- Short task -
Using the listing below, copy every line that mentions "historians".

[START OF Material provided]

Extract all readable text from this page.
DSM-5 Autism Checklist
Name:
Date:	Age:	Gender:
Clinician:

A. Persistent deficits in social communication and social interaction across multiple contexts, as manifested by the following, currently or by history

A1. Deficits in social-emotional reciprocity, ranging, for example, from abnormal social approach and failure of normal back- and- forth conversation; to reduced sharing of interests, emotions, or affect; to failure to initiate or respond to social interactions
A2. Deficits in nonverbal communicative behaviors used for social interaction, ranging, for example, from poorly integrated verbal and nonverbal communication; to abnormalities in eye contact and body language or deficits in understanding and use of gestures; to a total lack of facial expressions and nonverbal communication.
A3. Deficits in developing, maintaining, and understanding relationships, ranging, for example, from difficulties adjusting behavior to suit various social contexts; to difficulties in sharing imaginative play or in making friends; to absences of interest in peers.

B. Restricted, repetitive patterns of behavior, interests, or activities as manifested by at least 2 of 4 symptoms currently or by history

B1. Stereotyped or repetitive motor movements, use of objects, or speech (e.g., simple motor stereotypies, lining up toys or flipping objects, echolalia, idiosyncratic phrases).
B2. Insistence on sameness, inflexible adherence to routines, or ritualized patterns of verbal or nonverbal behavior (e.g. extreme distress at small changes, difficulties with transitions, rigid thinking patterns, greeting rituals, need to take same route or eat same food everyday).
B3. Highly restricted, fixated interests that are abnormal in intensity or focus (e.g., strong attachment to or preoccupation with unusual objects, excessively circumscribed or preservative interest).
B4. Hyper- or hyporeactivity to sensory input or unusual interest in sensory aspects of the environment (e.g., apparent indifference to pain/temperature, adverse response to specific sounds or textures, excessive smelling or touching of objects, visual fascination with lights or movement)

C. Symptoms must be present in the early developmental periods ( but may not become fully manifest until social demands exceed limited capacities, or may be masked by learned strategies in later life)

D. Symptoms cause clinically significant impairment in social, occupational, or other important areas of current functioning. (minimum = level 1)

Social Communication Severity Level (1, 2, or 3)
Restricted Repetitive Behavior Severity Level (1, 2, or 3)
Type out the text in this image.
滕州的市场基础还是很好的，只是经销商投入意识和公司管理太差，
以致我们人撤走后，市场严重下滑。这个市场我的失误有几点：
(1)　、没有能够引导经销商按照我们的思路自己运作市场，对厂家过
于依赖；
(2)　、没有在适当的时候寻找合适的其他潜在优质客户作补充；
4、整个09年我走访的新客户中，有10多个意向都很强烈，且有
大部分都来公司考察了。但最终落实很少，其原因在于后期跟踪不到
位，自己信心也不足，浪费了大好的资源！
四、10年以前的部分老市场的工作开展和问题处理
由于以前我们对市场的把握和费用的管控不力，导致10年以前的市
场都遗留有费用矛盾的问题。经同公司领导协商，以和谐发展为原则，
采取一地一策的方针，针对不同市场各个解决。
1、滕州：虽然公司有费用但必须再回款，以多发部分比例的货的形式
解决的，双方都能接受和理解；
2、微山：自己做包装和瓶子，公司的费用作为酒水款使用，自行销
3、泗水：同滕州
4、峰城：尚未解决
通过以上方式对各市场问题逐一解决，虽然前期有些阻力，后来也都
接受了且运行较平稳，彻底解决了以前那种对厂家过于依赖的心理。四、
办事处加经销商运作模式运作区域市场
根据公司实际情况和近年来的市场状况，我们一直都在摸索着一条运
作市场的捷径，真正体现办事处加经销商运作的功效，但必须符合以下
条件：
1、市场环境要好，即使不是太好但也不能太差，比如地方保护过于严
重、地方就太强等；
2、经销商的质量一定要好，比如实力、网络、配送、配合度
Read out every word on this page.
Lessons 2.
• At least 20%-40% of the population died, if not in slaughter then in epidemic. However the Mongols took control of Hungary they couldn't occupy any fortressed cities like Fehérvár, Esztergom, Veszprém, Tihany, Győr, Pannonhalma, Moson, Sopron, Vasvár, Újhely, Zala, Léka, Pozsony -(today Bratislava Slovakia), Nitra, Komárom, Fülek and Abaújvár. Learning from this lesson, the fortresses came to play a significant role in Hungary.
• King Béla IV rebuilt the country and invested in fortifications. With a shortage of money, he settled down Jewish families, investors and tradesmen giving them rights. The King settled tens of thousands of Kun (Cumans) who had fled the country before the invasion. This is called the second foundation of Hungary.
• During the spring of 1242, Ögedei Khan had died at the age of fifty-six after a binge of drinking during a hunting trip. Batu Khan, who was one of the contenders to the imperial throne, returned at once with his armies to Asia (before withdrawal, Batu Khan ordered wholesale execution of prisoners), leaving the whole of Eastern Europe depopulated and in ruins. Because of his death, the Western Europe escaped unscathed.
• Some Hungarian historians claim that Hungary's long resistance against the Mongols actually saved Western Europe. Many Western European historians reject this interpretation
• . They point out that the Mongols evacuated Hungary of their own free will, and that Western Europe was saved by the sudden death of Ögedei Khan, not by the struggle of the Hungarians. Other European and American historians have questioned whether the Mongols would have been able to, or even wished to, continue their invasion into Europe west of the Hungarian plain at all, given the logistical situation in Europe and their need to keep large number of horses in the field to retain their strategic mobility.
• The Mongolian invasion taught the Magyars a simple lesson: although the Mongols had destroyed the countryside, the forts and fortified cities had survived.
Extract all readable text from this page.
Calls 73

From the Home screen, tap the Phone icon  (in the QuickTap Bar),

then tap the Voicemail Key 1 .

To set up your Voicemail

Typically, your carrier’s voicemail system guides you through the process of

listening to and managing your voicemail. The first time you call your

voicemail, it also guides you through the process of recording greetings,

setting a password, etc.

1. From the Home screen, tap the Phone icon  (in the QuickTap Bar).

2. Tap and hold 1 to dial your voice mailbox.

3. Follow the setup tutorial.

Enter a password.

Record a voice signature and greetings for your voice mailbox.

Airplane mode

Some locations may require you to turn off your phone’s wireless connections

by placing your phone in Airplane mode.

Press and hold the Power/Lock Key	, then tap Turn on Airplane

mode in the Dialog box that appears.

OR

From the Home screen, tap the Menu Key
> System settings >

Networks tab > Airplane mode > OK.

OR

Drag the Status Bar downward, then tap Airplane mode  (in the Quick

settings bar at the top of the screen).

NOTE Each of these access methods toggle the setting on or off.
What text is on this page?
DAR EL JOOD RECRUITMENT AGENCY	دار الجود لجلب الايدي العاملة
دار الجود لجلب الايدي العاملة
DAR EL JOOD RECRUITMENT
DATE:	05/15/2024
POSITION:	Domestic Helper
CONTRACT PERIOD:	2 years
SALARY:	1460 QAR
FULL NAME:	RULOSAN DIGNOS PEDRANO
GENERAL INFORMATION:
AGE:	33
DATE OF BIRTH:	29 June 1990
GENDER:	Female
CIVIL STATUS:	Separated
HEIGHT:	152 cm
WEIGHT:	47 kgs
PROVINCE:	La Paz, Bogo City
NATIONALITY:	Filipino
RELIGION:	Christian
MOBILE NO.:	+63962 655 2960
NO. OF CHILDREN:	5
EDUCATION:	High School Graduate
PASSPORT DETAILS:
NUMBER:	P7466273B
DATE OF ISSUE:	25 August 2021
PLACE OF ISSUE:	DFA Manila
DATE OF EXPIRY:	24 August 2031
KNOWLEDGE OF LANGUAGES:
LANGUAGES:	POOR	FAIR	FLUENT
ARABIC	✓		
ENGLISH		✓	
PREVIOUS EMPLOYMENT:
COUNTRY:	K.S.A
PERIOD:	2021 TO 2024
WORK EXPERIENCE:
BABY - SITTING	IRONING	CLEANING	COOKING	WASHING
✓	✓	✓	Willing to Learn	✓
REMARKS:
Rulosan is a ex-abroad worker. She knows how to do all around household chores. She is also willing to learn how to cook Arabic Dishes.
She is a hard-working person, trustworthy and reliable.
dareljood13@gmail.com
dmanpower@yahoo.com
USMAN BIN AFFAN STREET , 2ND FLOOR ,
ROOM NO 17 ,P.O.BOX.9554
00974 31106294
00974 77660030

[END OF Material provided]

- Exercise output -
• Some Hungarian historians claim that Hungary's long resistance against the Mongols actually saved Western Europe. Many Western European historians reject this interpretation
• . They point out that the Mongols evacuated Hungary of their own free will, and that Western Europe was saved by the sudden death of Ögedei Khan, not by the struggle of the Hungarians. Other European and American historians have questioned whether the Mongols would have been able to, or even wished to, continue their invasion into Europe west of the Hungarian plain at all, given the logistical situation in Europe and their need to keep large number of horses in the field to retain their strategic mobility.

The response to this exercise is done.